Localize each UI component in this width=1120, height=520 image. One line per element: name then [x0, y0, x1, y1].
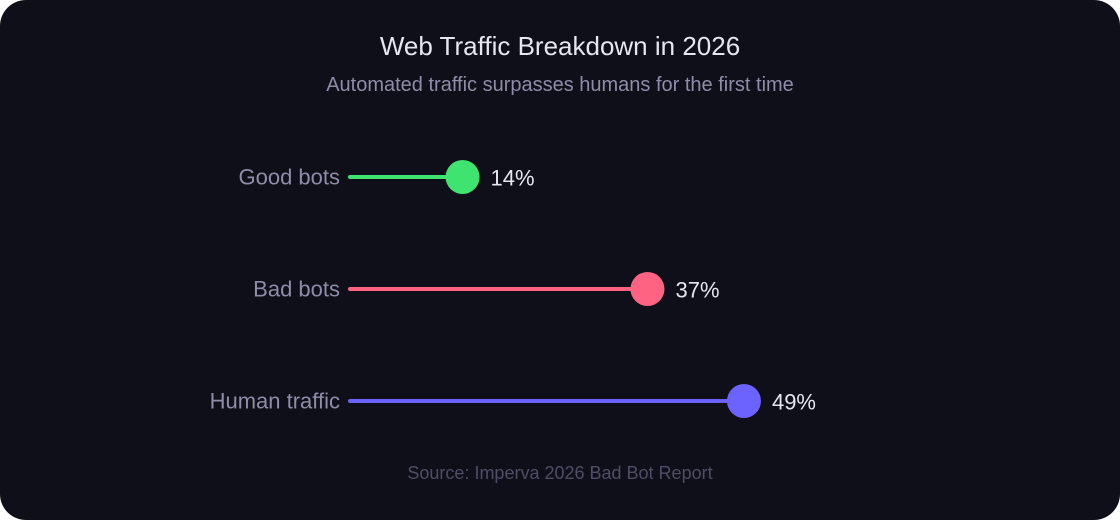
- category-label-good-bots: Good bots: [238, 165, 340, 190]
- lollipop-dot-good-bots: [445, 160, 480, 194]
- category-label-bad-bots: Bad bots: [253, 277, 340, 302]
- category-label-human-traffic: Human traffic: [210, 389, 340, 414]
- value-label-bad-bots: 37%: [675, 278, 719, 303]
- chart-title: Web Traffic Breakdown in 2026: [379, 31, 741, 61]
- chart-source: Source: Imperva 2026 Bad Bot Report: [407, 463, 713, 483]
- lollipop-dot-bad-bots: [630, 272, 665, 306]
- value-label-good-bots: 14%: [491, 166, 535, 191]
- chart-subtitle: Automated traffic surpasses humans for t…: [326, 74, 794, 96]
- value-label-human-traffic: 49%: [772, 390, 816, 415]
- lollipop-dot-human-traffic: [726, 384, 761, 418]
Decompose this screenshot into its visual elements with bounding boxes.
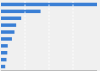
grid xyxy=(25,1,73,70)
chart xyxy=(0,0,100,71)
bar xyxy=(1,44,8,47)
grid-line xyxy=(73,1,74,70)
grid-line xyxy=(49,1,50,70)
bar xyxy=(1,37,12,40)
x-axis-line xyxy=(1,70,97,71)
bar xyxy=(1,17,21,20)
bar xyxy=(1,23,16,26)
bar xyxy=(1,65,5,68)
chart-container xyxy=(0,0,100,71)
bar xyxy=(1,30,14,33)
bar xyxy=(1,10,41,13)
grid-line xyxy=(25,1,26,70)
bar xyxy=(1,51,7,54)
bar xyxy=(1,58,6,61)
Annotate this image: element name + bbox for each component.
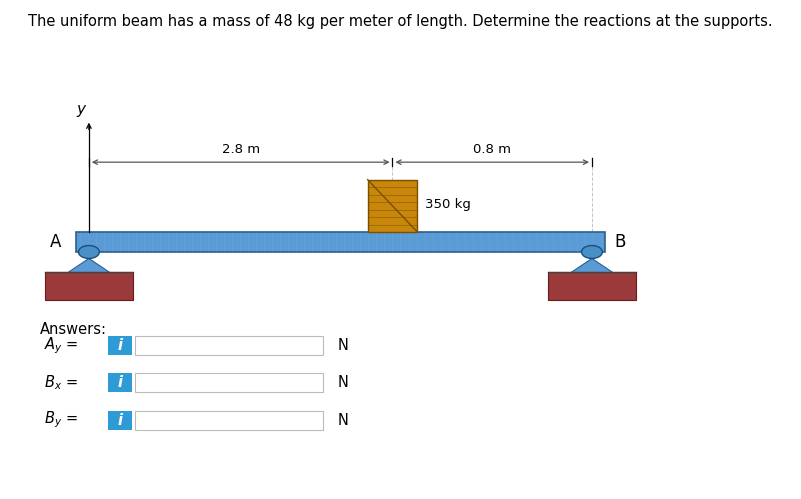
Bar	[135, 411, 323, 430]
Polygon shape	[68, 258, 110, 272]
Text: A: A	[50, 233, 62, 251]
Text: i: i	[118, 338, 123, 353]
Text: The uniform beam has a mass of 48 kg per meter of length. Determine the reaction: The uniform beam has a mass of 48 kg per…	[28, 14, 773, 29]
Text: i: i	[118, 413, 123, 428]
Text: 350 kg: 350 kg	[425, 198, 471, 211]
Text: B: B	[614, 233, 626, 251]
Text: 2.8 m: 2.8 m	[222, 143, 260, 156]
Text: N: N	[337, 413, 348, 428]
Text: i: i	[118, 375, 123, 390]
Bar	[45, 272, 133, 300]
Text: $A_y$ =: $A_y$ =	[44, 335, 78, 356]
Text: y: y	[76, 102, 86, 117]
Text: N: N	[337, 375, 348, 390]
Bar	[108, 336, 132, 355]
Text: Answers:: Answers:	[40, 322, 107, 337]
Bar	[548, 272, 636, 300]
Polygon shape	[571, 258, 613, 272]
Circle shape	[78, 246, 99, 258]
Bar	[368, 180, 417, 232]
Text: $B_y$ =: $B_y$ =	[44, 410, 78, 431]
Bar	[108, 411, 132, 430]
Text: 0.8 m: 0.8 m	[473, 143, 511, 156]
Bar	[108, 373, 132, 392]
Bar	[135, 336, 323, 355]
Text: N: N	[337, 338, 348, 353]
Circle shape	[582, 246, 602, 258]
Bar	[135, 373, 323, 392]
Bar	[76, 232, 605, 252]
Text: $B_x$ =: $B_x$ =	[44, 373, 78, 392]
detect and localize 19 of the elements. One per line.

⁂

=== Problem requirements ===
Put each line of the records above into a JSON list of strings, one string per line, with blank lines dropped. Leave the pictures out of the list.

=== Exercise answer ===
[
  "Localize each UI component in this width=1120, height=520 image. One line per element: name then [x0, y0, x1, y1].",
  "- category-label-good-bots: Good bots: [238, 165, 340, 190]",
  "- lollipop-dot-good-bots: [445, 160, 480, 194]",
  "- category-label-bad-bots: Bad bots: [253, 277, 340, 302]",
  "- category-label-human-traffic: Human traffic: [210, 389, 340, 414]",
  "- value-label-bad-bots: 37%: [675, 278, 719, 303]",
  "- chart-title: Web Traffic Breakdown in 2026: [379, 31, 741, 61]",
  "- chart-source: Source: Imperva 2026 Bad Bot Report: [407, 463, 713, 483]",
  "- lollipop-dot-bad-bots: [630, 272, 665, 306]",
  "- value-label-good-bots: 14%: [491, 166, 535, 191]",
  "- chart-subtitle: Automated traffic surpasses humans for t…: [326, 74, 794, 96]",
  "- value-label-human-traffic: 49%: [772, 390, 816, 415]",
  "- lollipop-dot-human-traffic: [726, 384, 761, 418]",
  "Decompose this screenshot into its visual elements with bounding boxes.",
  "grid xyxy=(25,1,73,70)",
  "chart xyxy=(0,0,100,71)",
  "bar xyxy=(1,44,8,47)",
  "grid-line xyxy=(73,1,74,70)",
  "grid-line xyxy=(49,1,50,70)",
  "bar xyxy=(1,37,12,40)",
  "x-axis-line xyxy=(1,70,97,71)",
  "bar xyxy=(1,17,21,20)",
  "bar xyxy=(1,23,16,26)",
  "bar xyxy=(1,65,5,68)",
  "chart-container xyxy=(0,0,100,71)",
  "bar xyxy=(1,30,14,33)",
  "bar xyxy=(1,10,41,13)",
  "grid-line xyxy=(25,1,26,70)",
  "bar xyxy=(1,51,7,54)",
  "bar xyxy=(1,58,6,61)",
  "Annotate this image: element name + bbox for each component.",
  "Bar\t[135, 411, 323, 430]",
  "Polygon shape\t[68, 258, 110, 272]",
  "Text: A: A\t[50, 233, 62, 251]",
  "Text: i: i\t[118, 338, 123, 353]",
  "Text: The uniform beam has a mass of 48 kg per meter of length. Determine the reaction: The uniform beam has a mass of 48 kg per…\t[28, 14, 773, 29]",
  "Text: i: i\t[118, 413, 123, 428]",
  "Text: 350 kg: 350 kg\t[425, 198, 471, 211]",
  "Text: B: B\t[614, 233, 626, 251]",
  "Text: 2.8 m: 2.8 m\t[222, 143, 260, 156]",
  "Text: N: N\t[337, 413, 348, 428]",
  "Text: i: i\t[118, 375, 123, 390]",
  "Bar\t[45, 272, 133, 300]",
  "Text: $A_y$ =: $A_y$ =\t[44, 335, 78, 356]",
  "Text: y: y\t[76, 102, 86, 117]",
  "Text: N: N\t[337, 375, 348, 390]",
  "Bar\t[108, 336, 132, 355]",
  "Text: Answers:: Answers:\t[40, 322, 107, 337]",
  "Bar\t[548, 272, 636, 300]",
  "Polygon shape\t[571, 258, 613, 272]",
  "Circle shape\t[78, 246, 99, 258]",
  "Bar\t[368, 180, 417, 232]",
  "Text: $B_y$ =: $B_y$ =\t[44, 410, 78, 431]",
  "Bar\t[108, 411, 132, 430]",
  "Text: 0.8 m: 0.8 m\t[473, 143, 511, 156]",
  "Bar\t[108, 373, 132, 392]",
  "Bar\t[135, 336, 323, 355]",
  "Text: N: N\t[337, 338, 348, 353]",
  "Circle shape\t[582, 246, 602, 258]",
  "Bar\t[135, 373, 323, 392]",
  "Bar\t[76, 232, 605, 252]",
  "Text: $B_x$ =: $B_x$ =\t[44, 373, 78, 392]",
  "detect and localize 19 of the elements. One per line."
]